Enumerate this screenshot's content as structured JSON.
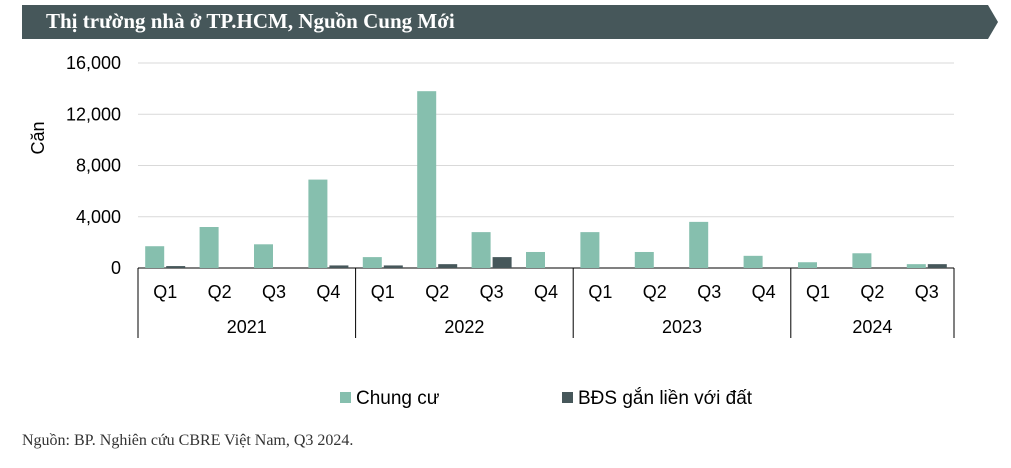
{
  "header": {
    "title": "Thị trường nhà ở TP.HCM, Nguồn Cung Mới"
  },
  "colors": {
    "banner": "#46575a",
    "series1": "#86bfae",
    "series2": "#46575a",
    "grid": "#d9d9d9",
    "axis": "#000000"
  },
  "chart_data": {
    "type": "bar",
    "ylabel": "Căn",
    "ylim": [
      0,
      16000
    ],
    "yticks": [
      "0",
      "4,000",
      "8,000",
      "12,000",
      "16,000"
    ],
    "ytick_values": [
      0,
      4000,
      8000,
      12000,
      16000
    ],
    "groups": [
      {
        "label": "2021",
        "quarters": [
          "Q1",
          "Q2",
          "Q3",
          "Q4"
        ]
      },
      {
        "label": "2022",
        "quarters": [
          "Q1",
          "Q2",
          "Q3",
          "Q4"
        ]
      },
      {
        "label": "2023",
        "quarters": [
          "Q1",
          "Q2",
          "Q3",
          "Q4"
        ]
      },
      {
        "label": "2024",
        "quarters": [
          "Q1",
          "Q2",
          "Q3"
        ]
      }
    ],
    "series": [
      {
        "name": "Chung cư",
        "values": [
          1700,
          3200,
          1850,
          6900,
          850,
          13800,
          2800,
          1250,
          2800,
          1250,
          3600,
          950,
          450,
          1150,
          300
        ]
      },
      {
        "name": "BĐS gắn liền với đất",
        "values": [
          150,
          0,
          0,
          200,
          200,
          300,
          850,
          0,
          0,
          0,
          0,
          0,
          0,
          0,
          300
        ]
      }
    ],
    "legend_position": "bottom"
  },
  "footer": {
    "source": "Nguồn: BP. Nghiên cứu CBRE Việt Nam, Q3 2024."
  }
}
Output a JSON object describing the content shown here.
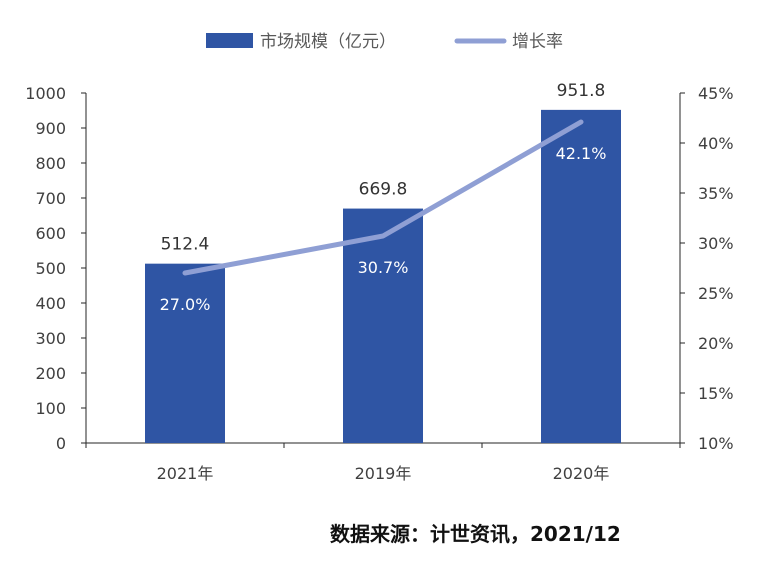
————————
**Your task:** Every entry must be reproduced exactly, with the images left out.

**The answer:**
Enumerate this screenshot's content as structured JSON.
{
  "header": {
    "title": "Thị trường nhà ở TP.HCM, Nguồn Cung Mới"
  },
  "colors": {
    "banner": "#46575a",
    "series1": "#86bfae",
    "series2": "#46575a",
    "grid": "#d9d9d9",
    "axis": "#000000"
  },
  "chart_data": {
    "type": "bar",
    "ylabel": "Căn",
    "ylim": [
      0,
      16000
    ],
    "yticks": [
      "0",
      "4,000",
      "8,000",
      "12,000",
      "16,000"
    ],
    "ytick_values": [
      0,
      4000,
      8000,
      12000,
      16000
    ],
    "groups": [
      {
        "label": "2021",
        "quarters": [
          "Q1",
          "Q2",
          "Q3",
          "Q4"
        ]
      },
      {
        "label": "2022",
        "quarters": [
          "Q1",
          "Q2",
          "Q3",
          "Q4"
        ]
      },
      {
        "label": "2023",
        "quarters": [
          "Q1",
          "Q2",
          "Q3",
          "Q4"
        ]
      },
      {
        "label": "2024",
        "quarters": [
          "Q1",
          "Q2",
          "Q3"
        ]
      }
    ],
    "series": [
      {
        "name": "Chung cư",
        "values": [
          1700,
          3200,
          1850,
          6900,
          850,
          13800,
          2800,
          1250,
          2800,
          1250,
          3600,
          950,
          450,
          1150,
          300
        ]
      },
      {
        "name": "BĐS gắn liền với đất",
        "values": [
          150,
          0,
          0,
          200,
          200,
          300,
          850,
          0,
          0,
          0,
          0,
          0,
          0,
          0,
          300
        ]
      }
    ],
    "legend_position": "bottom"
  },
  "footer": {
    "source": "Nguồn: BP. Nghiên cứu CBRE Việt Nam, Q3 2024."
  }
}
Output a JSON object describing the content shown here.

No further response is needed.